Across the listing below, count the lines that mention the string "into". Reply with the figure only.

[start Data records]

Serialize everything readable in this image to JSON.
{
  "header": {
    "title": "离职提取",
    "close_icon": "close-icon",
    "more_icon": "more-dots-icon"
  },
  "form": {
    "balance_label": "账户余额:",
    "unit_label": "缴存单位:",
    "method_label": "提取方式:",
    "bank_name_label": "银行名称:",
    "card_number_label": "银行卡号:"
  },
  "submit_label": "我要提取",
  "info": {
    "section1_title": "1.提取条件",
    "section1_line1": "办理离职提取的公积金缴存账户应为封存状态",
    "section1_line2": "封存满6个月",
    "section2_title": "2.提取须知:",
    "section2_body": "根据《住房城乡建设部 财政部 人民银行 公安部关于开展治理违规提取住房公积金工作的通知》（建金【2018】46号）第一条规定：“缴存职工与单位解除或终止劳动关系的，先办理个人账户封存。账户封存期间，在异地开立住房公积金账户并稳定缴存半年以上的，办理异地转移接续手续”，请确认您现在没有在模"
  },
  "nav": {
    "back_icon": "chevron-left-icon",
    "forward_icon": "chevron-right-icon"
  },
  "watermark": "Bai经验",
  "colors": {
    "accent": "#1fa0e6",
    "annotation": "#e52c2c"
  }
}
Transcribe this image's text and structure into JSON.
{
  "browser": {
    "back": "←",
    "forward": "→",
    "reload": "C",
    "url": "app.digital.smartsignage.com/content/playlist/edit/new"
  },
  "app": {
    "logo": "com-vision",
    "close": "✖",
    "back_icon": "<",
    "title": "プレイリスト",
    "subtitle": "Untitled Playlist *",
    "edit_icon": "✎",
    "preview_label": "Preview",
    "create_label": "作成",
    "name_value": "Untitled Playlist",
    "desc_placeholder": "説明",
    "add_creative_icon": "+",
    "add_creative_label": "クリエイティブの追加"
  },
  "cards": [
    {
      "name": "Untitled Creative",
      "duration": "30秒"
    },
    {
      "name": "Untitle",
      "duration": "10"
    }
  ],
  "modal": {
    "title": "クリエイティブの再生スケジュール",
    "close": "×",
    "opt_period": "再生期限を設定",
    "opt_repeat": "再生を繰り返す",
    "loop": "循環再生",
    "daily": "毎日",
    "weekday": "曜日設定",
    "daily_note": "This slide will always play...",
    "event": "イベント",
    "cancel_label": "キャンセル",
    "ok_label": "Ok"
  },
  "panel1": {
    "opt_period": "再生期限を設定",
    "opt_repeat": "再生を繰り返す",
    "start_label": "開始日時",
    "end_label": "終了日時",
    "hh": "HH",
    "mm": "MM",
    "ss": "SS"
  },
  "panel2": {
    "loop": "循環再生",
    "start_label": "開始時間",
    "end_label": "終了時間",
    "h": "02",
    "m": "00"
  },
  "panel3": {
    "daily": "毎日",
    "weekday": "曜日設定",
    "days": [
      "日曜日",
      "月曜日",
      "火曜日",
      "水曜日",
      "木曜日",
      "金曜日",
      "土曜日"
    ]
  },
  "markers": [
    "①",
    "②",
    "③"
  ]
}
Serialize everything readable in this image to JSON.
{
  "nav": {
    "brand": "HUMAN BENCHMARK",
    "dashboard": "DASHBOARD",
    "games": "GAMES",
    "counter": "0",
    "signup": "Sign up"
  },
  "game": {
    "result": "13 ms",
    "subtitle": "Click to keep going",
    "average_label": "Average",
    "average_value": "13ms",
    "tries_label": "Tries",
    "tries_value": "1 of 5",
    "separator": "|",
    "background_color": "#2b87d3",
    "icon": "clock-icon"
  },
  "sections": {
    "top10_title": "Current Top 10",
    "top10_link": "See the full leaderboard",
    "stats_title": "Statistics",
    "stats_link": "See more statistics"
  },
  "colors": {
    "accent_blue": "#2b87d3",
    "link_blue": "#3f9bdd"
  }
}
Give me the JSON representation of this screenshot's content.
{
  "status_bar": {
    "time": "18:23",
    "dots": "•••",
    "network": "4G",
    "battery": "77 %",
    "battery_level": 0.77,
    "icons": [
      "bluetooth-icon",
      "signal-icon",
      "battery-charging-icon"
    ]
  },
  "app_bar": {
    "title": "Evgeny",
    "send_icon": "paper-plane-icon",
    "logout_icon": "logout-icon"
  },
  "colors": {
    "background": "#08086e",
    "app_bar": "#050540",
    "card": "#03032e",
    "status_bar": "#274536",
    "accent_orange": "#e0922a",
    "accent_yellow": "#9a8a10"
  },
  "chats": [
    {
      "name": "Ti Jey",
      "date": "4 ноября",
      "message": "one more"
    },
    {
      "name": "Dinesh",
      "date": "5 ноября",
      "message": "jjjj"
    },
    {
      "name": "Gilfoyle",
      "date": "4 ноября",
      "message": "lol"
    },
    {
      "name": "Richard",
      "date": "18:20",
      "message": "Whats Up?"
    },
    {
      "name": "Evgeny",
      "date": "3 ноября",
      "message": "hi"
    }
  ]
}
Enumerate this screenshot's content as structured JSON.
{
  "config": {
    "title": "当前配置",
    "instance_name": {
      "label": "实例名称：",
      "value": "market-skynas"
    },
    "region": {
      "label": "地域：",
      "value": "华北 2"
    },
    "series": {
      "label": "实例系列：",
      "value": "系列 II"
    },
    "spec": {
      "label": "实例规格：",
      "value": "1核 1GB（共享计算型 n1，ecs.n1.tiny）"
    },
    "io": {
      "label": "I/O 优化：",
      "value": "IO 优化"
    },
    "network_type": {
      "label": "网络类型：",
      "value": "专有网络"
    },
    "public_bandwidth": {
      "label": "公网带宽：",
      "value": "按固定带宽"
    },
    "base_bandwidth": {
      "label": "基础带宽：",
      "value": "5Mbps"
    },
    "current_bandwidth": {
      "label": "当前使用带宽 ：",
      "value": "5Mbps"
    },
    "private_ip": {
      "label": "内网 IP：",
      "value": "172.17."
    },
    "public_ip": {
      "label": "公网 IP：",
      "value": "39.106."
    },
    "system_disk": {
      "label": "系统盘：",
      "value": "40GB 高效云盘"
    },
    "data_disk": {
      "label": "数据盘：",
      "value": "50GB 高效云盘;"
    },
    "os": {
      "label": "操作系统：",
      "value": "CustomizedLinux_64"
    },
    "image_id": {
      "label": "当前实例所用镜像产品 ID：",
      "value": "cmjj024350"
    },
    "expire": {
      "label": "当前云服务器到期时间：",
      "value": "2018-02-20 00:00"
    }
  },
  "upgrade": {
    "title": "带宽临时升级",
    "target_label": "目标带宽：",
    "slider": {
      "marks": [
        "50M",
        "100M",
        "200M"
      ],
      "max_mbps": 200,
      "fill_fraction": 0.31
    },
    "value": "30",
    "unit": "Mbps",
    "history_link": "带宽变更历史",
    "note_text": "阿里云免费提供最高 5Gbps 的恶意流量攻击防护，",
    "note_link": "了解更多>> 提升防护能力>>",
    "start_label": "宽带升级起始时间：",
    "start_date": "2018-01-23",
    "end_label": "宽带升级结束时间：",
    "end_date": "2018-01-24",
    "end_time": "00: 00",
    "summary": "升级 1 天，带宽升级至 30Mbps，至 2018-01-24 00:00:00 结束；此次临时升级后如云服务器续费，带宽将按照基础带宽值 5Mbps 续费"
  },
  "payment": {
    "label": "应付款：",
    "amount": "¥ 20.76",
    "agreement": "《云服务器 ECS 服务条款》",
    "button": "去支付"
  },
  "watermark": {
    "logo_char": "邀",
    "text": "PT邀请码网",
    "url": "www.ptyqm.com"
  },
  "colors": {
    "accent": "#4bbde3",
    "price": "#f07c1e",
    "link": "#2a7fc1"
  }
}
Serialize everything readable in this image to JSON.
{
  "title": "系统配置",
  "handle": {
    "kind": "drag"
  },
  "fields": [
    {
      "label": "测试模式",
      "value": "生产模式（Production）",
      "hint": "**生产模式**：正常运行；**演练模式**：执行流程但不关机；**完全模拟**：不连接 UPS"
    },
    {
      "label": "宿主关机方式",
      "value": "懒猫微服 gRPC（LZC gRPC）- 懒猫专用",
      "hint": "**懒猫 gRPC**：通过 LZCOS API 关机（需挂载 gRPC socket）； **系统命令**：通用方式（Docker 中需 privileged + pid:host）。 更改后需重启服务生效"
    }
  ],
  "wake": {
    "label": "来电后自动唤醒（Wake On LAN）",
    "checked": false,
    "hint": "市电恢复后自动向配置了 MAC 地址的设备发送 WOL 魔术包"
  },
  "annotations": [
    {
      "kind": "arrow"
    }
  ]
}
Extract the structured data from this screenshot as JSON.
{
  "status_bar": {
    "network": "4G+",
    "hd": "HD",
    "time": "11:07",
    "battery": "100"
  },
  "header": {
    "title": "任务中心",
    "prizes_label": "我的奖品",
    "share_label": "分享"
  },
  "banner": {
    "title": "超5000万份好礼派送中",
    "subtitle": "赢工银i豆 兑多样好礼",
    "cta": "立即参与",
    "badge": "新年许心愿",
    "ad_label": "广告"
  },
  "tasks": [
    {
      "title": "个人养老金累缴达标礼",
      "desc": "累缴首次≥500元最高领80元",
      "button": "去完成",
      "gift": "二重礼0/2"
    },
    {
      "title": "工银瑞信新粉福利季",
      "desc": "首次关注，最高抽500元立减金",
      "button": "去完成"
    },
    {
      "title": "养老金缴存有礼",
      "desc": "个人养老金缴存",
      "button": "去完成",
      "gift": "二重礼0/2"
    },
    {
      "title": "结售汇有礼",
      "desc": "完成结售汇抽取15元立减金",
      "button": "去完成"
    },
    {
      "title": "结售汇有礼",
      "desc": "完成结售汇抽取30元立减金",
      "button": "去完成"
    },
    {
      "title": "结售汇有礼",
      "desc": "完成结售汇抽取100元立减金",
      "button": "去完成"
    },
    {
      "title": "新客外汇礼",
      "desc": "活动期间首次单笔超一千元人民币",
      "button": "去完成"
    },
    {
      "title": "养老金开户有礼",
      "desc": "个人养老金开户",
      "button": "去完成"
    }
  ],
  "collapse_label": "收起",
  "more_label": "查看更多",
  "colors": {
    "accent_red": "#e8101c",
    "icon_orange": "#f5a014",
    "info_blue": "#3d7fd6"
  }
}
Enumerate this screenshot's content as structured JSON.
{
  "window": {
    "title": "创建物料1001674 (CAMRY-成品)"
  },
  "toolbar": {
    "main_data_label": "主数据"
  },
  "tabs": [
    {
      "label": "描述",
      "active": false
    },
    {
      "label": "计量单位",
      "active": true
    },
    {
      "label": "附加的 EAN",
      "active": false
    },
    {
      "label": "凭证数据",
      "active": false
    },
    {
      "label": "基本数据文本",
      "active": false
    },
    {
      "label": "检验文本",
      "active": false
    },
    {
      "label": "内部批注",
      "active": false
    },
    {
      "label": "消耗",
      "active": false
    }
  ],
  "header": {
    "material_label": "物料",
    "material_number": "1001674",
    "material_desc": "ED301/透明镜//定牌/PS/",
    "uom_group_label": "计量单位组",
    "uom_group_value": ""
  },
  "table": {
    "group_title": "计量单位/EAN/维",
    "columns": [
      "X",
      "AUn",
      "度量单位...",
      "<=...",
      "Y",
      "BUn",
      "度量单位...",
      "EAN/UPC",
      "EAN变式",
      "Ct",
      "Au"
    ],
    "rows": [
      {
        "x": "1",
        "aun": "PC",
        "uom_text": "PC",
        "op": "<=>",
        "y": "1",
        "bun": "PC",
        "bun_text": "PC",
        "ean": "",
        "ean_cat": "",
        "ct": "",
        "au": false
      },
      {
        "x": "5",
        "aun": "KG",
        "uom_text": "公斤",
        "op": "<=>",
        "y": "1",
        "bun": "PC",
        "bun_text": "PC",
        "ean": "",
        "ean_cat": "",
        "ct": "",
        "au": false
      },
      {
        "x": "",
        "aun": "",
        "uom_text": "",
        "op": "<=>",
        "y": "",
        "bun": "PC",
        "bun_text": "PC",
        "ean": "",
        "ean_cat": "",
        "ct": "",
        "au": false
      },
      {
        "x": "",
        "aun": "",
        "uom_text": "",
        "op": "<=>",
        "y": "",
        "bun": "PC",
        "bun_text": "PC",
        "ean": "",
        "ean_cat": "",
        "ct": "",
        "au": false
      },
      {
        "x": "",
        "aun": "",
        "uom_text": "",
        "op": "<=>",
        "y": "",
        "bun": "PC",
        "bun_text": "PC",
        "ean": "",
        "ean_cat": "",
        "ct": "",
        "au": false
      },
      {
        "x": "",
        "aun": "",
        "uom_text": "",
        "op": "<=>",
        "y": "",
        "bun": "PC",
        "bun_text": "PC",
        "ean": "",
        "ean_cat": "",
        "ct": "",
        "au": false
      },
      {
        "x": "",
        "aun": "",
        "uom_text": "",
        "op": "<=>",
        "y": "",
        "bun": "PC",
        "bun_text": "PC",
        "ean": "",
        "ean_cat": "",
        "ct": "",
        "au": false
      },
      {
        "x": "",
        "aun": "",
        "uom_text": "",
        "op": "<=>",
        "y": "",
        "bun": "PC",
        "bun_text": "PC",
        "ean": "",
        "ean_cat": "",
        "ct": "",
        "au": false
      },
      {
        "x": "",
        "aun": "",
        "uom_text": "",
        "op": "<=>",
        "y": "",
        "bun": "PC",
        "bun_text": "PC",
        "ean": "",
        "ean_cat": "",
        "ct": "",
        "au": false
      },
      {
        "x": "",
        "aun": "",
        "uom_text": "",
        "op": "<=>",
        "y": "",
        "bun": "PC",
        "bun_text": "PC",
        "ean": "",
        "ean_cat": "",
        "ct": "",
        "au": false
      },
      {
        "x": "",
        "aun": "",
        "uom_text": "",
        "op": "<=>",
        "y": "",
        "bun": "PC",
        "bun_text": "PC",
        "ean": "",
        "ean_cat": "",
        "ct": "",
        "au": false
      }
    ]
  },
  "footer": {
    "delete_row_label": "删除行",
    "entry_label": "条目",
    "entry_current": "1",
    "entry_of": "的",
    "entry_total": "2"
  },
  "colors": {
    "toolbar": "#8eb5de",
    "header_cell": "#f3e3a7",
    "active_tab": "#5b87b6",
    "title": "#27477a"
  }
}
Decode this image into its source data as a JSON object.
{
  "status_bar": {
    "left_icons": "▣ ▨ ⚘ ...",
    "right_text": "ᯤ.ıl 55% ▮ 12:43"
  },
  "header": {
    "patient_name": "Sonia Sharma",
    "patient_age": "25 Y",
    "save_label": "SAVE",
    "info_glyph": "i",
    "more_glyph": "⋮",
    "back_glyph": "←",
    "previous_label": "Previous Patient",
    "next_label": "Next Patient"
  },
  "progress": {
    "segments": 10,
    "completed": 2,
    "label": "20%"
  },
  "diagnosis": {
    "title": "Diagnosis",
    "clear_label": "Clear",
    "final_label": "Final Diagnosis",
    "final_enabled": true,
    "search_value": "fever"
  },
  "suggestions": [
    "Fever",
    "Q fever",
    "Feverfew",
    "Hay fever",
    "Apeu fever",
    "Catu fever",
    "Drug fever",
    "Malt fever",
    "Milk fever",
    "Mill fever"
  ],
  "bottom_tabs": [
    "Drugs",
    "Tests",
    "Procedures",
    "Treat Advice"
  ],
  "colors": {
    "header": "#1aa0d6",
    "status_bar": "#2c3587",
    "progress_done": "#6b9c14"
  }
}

[end Data records]

*Solution to this task*:
2